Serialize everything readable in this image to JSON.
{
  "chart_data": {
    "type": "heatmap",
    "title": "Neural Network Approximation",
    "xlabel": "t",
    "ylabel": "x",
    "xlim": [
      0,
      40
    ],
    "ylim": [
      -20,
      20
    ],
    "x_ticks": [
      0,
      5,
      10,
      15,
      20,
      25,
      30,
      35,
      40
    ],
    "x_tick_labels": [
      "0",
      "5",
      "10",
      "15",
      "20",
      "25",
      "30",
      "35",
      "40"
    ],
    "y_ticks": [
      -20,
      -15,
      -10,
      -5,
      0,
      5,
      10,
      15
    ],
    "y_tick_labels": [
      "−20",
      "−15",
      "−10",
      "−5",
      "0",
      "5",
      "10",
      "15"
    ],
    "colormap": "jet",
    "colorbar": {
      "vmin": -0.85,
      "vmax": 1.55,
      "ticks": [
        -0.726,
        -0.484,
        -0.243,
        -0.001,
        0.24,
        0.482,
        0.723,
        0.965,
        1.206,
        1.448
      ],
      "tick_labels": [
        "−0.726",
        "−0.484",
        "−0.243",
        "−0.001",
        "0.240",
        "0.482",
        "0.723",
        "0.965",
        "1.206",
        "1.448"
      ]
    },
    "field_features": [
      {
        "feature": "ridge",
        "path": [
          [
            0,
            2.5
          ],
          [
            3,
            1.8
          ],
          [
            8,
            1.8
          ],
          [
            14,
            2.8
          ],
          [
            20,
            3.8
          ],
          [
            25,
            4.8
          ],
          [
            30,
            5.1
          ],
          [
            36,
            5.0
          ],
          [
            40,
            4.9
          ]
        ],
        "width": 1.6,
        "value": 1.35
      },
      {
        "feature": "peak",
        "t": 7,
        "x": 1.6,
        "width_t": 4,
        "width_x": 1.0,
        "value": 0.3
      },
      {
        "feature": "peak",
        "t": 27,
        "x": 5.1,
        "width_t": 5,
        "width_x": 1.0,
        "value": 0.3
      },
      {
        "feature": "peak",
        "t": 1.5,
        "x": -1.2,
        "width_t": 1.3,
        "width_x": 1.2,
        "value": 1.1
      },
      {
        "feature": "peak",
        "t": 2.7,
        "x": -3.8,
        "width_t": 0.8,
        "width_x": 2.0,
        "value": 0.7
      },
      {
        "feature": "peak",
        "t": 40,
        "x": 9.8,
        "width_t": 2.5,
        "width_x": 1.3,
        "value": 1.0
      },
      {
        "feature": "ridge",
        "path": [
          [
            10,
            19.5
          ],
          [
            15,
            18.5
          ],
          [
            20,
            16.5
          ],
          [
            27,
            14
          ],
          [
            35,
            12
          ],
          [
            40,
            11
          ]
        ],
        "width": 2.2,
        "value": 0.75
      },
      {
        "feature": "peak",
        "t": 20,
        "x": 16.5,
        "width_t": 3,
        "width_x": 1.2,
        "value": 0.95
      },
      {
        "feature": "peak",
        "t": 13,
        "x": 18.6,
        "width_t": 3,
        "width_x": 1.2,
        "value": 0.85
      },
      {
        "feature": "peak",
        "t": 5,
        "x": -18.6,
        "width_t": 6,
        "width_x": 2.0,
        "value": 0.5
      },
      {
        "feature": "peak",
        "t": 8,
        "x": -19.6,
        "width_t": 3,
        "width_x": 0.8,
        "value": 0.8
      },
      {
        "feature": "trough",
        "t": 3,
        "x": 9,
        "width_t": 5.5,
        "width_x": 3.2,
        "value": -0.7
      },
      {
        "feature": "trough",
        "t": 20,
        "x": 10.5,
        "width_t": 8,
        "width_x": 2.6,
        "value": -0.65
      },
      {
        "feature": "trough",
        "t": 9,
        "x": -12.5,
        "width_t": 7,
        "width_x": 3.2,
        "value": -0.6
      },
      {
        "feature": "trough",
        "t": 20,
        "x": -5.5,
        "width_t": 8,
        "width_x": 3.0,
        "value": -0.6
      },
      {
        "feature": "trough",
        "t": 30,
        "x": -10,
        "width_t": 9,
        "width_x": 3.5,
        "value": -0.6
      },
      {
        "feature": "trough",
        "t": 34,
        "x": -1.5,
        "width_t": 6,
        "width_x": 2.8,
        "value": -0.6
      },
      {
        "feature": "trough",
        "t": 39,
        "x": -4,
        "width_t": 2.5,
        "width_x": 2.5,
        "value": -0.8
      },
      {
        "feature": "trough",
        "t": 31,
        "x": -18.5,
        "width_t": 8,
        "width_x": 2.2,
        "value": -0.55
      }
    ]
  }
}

--------------------

Work instructions:
Take the material above and return all of it exactly.

Task output:
Serialize everything readable in this image to JSON.
{
  "chart_data": {
    "type": "heatmap",
    "title": "Neural Network Approximation",
    "xlabel": "t",
    "ylabel": "x",
    "xlim": [
      0,
      40
    ],
    "ylim": [
      -20,
      20
    ],
    "x_ticks": [
      0,
      5,
      10,
      15,
      20,
      25,
      30,
      35,
      40
    ],
    "x_tick_labels": [
      "0",
      "5",
      "10",
      "15",
      "20",
      "25",
      "30",
      "35",
      "40"
    ],
    "y_ticks": [
      -20,
      -15,
      -10,
      -5,
      0,
      5,
      10,
      15
    ],
    "y_tick_labels": [
      "−20",
      "−15",
      "−10",
      "−5",
      "0",
      "5",
      "10",
      "15"
    ],
    "colormap": "jet",
    "colorbar": {
      "vmin": -0.85,
      "vmax": 1.55,
      "ticks": [
        -0.726,
        -0.484,
        -0.243,
        -0.001,
        0.24,
        0.482,
        0.723,
        0.965,
        1.206,
        1.448
      ],
      "tick_labels": [
        "−0.726",
        "−0.484",
        "−0.243",
        "−0.001",
        "0.240",
        "0.482",
        "0.723",
        "0.965",
        "1.206",
        "1.448"
      ]
    },
    "field_features": [
      {
        "feature": "ridge",
        "path": [
          [
            0,
            2.5
          ],
          [
            3,
            1.8
          ],
          [
            8,
            1.8
          ],
          [
            14,
            2.8
          ],
          [
            20,
            3.8
          ],
          [
            25,
            4.8
          ],
          [
            30,
            5.1
          ],
          [
            36,
            5.0
          ],
          [
            40,
            4.9
          ]
        ],
        "width": 1.6,
        "value": 1.35
      },
      {
        "feature": "peak",
        "t": 7,
        "x": 1.6,
        "width_t": 4,
        "width_x": 1.0,
        "value": 0.3
      },
      {
        "feature": "peak",
        "t": 27,
        "x": 5.1,
        "width_t": 5,
        "width_x": 1.0,
        "value": 0.3
      },
      {
        "feature": "peak",
        "t": 1.5,
        "x": -1.2,
        "width_t": 1.3,
        "width_x": 1.2,
        "value": 1.1
      },
      {
        "feature": "peak",
        "t": 2.7,
        "x": -3.8,
        "width_t": 0.8,
        "width_x": 2.0,
        "value": 0.7
      },
      {
        "feature": "peak",
        "t": 40,
        "x": 9.8,
        "width_t": 2.5,
        "width_x": 1.3,
        "value": 1.0
      },
      {
        "feature": "ridge",
        "path": [
          [
            10,
            19.5
          ],
          [
            15,
            18.5
          ],
          [
            20,
            16.5
          ],
          [
            27,
            14
          ],
          [
            35,
            12
          ],
          [
            40,
            11
          ]
        ],
        "width": 2.2,
        "value": 0.75
      },
      {
        "feature": "peak",
        "t": 20,
        "x": 16.5,
        "width_t": 3,
        "width_x": 1.2,
        "value": 0.95
      },
      {
        "feature": "peak",
        "t": 13,
        "x": 18.6,
        "width_t": 3,
        "width_x": 1.2,
        "value": 0.85
      },
      {
        "feature": "peak",
        "t": 5,
        "x": -18.6,
        "width_t": 6,
        "width_x": 2.0,
        "value": 0.5
      },
      {
        "feature": "peak",
        "t": 8,
        "x": -19.6,
        "width_t": 3,
        "width_x": 0.8,
        "value": 0.8
      },
      {
        "feature": "trough",
        "t": 3,
        "x": 9,
        "width_t": 5.5,
        "width_x": 3.2,
        "value": -0.7
      },
      {
        "feature": "trough",
        "t": 20,
        "x": 10.5,
        "width_t": 8,
        "width_x": 2.6,
        "value": -0.65
      },
      {
        "feature": "trough",
        "t": 9,
        "x": -12.5,
        "width_t": 7,
        "width_x": 3.2,
        "value": -0.6
      },
      {
        "feature": "trough",
        "t": 20,
        "x": -5.5,
        "width_t": 8,
        "width_x": 3.0,
        "value": -0.6
      },
      {
        "feature": "trough",
        "t": 30,
        "x": -10,
        "width_t": 9,
        "width_x": 3.5,
        "value": -0.6
      },
      {
        "feature": "trough",
        "t": 34,
        "x": -1.5,
        "width_t": 6,
        "width_x": 2.8,
        "value": -0.6
      },
      {
        "feature": "trough",
        "t": 39,
        "x": -4,
        "width_t": 2.5,
        "width_x": 2.5,
        "value": -0.8
      },
      {
        "feature": "trough",
        "t": 31,
        "x": -18.5,
        "width_t": 8,
        "width_x": 2.2,
        "value": -0.55
      }
    ]
  }
}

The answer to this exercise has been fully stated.